:: EXERCISE OBJECTIVE ::
All the entries need to be quoted exactly, apart from the pictures, which you should drop.

-----

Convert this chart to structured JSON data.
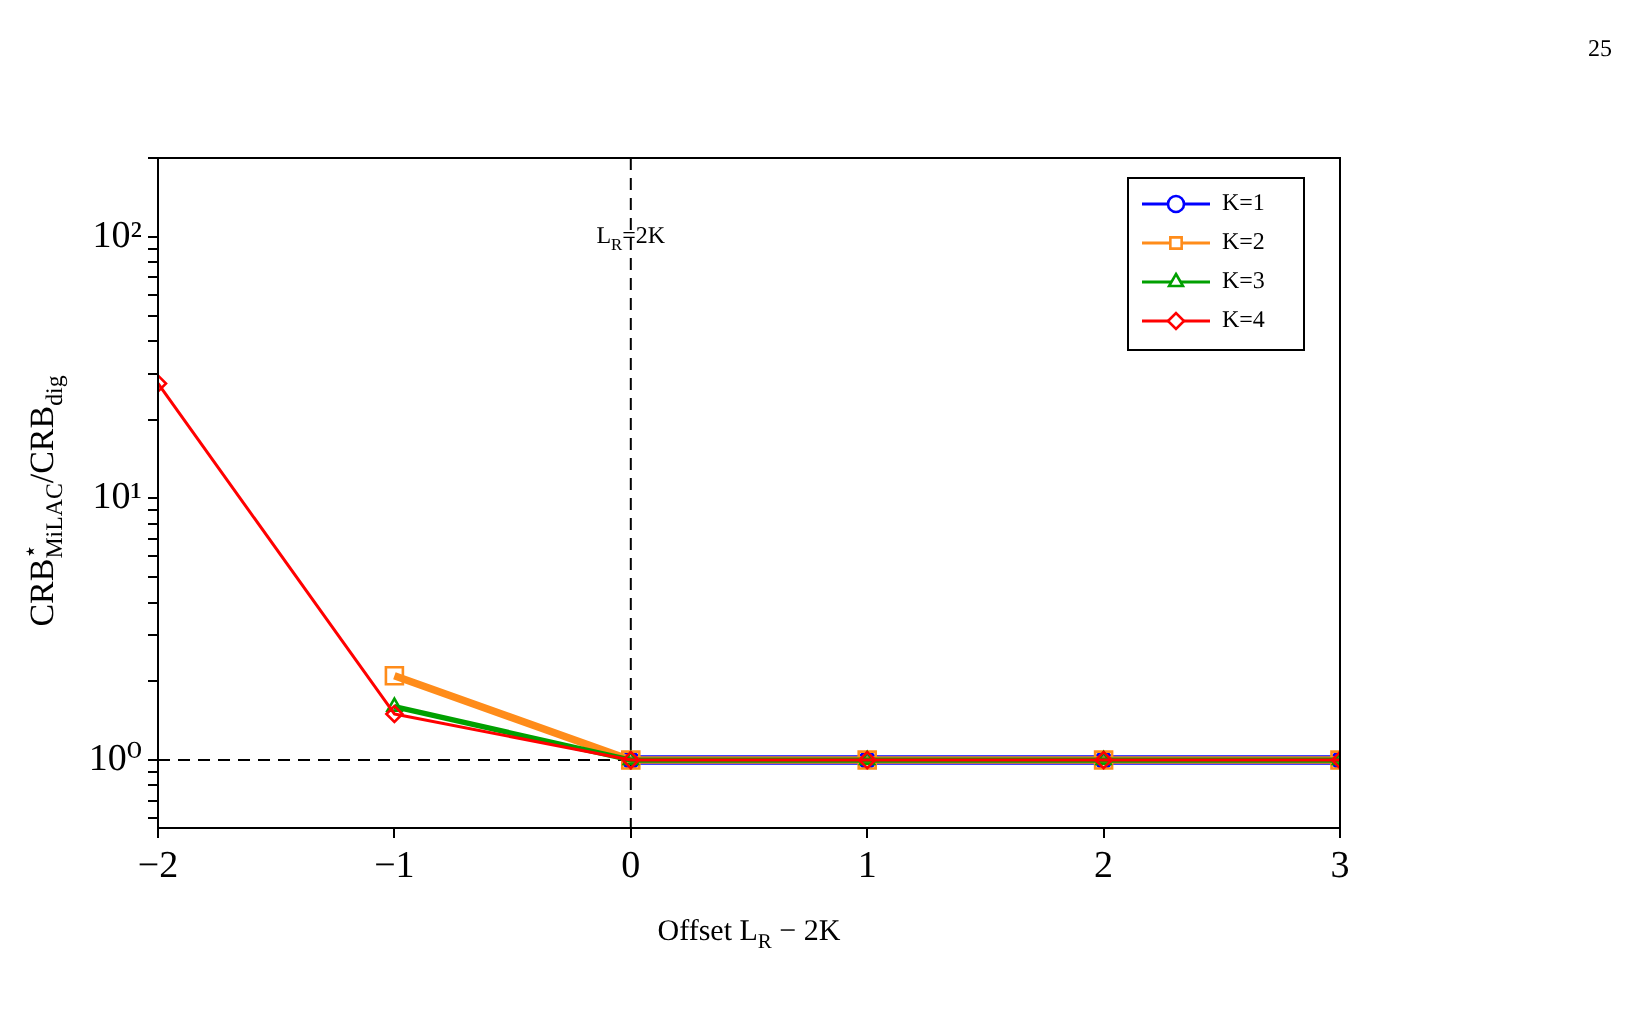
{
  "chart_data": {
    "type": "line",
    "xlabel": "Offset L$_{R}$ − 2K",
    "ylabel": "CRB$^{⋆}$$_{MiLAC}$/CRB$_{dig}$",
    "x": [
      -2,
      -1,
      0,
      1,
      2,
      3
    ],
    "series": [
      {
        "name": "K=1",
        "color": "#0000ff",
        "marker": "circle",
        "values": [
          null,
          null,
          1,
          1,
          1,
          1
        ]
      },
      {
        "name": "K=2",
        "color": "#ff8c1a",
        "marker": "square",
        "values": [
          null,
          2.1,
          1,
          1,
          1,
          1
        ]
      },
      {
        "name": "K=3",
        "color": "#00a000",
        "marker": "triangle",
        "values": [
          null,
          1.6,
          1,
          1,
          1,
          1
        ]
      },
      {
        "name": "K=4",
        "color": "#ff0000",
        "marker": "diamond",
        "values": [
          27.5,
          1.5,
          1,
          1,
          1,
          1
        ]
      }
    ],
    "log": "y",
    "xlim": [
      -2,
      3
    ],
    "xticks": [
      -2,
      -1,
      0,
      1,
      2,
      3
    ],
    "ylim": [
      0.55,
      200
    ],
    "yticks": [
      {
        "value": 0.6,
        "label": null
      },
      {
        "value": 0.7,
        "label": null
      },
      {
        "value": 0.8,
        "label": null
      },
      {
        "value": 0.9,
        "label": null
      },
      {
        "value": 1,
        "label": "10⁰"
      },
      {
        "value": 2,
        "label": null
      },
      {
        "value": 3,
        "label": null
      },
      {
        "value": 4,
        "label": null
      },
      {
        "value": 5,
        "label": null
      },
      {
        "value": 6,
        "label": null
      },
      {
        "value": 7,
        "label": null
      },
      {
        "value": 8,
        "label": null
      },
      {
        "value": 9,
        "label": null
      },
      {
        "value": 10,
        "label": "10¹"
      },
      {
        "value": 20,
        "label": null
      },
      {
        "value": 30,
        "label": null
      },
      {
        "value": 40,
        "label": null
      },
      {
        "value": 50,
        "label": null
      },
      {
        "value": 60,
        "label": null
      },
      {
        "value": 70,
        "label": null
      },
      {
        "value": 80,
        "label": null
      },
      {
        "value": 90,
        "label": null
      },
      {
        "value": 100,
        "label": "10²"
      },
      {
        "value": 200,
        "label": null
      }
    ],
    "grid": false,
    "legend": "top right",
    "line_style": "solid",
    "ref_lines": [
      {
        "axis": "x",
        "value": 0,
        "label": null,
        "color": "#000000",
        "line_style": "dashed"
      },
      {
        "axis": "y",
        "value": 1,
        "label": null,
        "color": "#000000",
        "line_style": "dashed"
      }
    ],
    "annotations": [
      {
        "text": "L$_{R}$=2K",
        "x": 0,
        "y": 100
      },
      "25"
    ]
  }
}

-----

:: REPLY ::
Convert this chart to structured JSON data.
{
  "chart_data": {
    "type": "line",
    "xlabel": "Offset L$_{R}$ − 2K",
    "ylabel": "CRB$^{⋆}$$_{MiLAC}$/CRB$_{dig}$",
    "x": [
      -2,
      -1,
      0,
      1,
      2,
      3
    ],
    "series": [
      {
        "name": "K=1",
        "color": "#0000ff",
        "marker": "circle",
        "values": [
          null,
          null,
          1,
          1,
          1,
          1
        ]
      },
      {
        "name": "K=2",
        "color": "#ff8c1a",
        "marker": "square",
        "values": [
          null,
          2.1,
          1,
          1,
          1,
          1
        ]
      },
      {
        "name": "K=3",
        "color": "#00a000",
        "marker": "triangle",
        "values": [
          null,
          1.6,
          1,
          1,
          1,
          1
        ]
      },
      {
        "name": "K=4",
        "color": "#ff0000",
        "marker": "diamond",
        "values": [
          27.5,
          1.5,
          1,
          1,
          1,
          1
        ]
      }
    ],
    "log": "y",
    "xlim": [
      -2,
      3
    ],
    "xticks": [
      -2,
      -1,
      0,
      1,
      2,
      3
    ],
    "ylim": [
      0.55,
      200
    ],
    "yticks": [
      {
        "value": 0.6,
        "label": null
      },
      {
        "value": 0.7,
        "label": null
      },
      {
        "value": 0.8,
        "label": null
      },
      {
        "value": 0.9,
        "label": null
      },
      {
        "value": 1,
        "label": "10⁰"
      },
      {
        "value": 2,
        "label": null
      },
      {
        "value": 3,
        "label": null
      },
      {
        "value": 4,
        "label": null
      },
      {
        "value": 5,
        "label": null
      },
      {
        "value": 6,
        "label": null
      },
      {
        "value": 7,
        "label": null
      },
      {
        "value": 8,
        "label": null
      },
      {
        "value": 9,
        "label": null
      },
      {
        "value": 10,
        "label": "10¹"
      },
      {
        "value": 20,
        "label": null
      },
      {
        "value": 30,
        "label": null
      },
      {
        "value": 40,
        "label": null
      },
      {
        "value": 50,
        "label": null
      },
      {
        "value": 60,
        "label": null
      },
      {
        "value": 70,
        "label": null
      },
      {
        "value": 80,
        "label": null
      },
      {
        "value": 90,
        "label": null
      },
      {
        "value": 100,
        "label": "10²"
      },
      {
        "value": 200,
        "label": null
      }
    ],
    "grid": false,
    "legend": "top right",
    "line_style": "solid",
    "ref_lines": [
      {
        "axis": "x",
        "value": 0,
        "label": null,
        "color": "#000000",
        "line_style": "dashed"
      },
      {
        "axis": "y",
        "value": 1,
        "label": null,
        "color": "#000000",
        "line_style": "dashed"
      }
    ],
    "annotations": [
      {
        "text": "L$_{R}$=2K",
        "x": 0,
        "y": 100
      },
      "25"
    ]
  }
}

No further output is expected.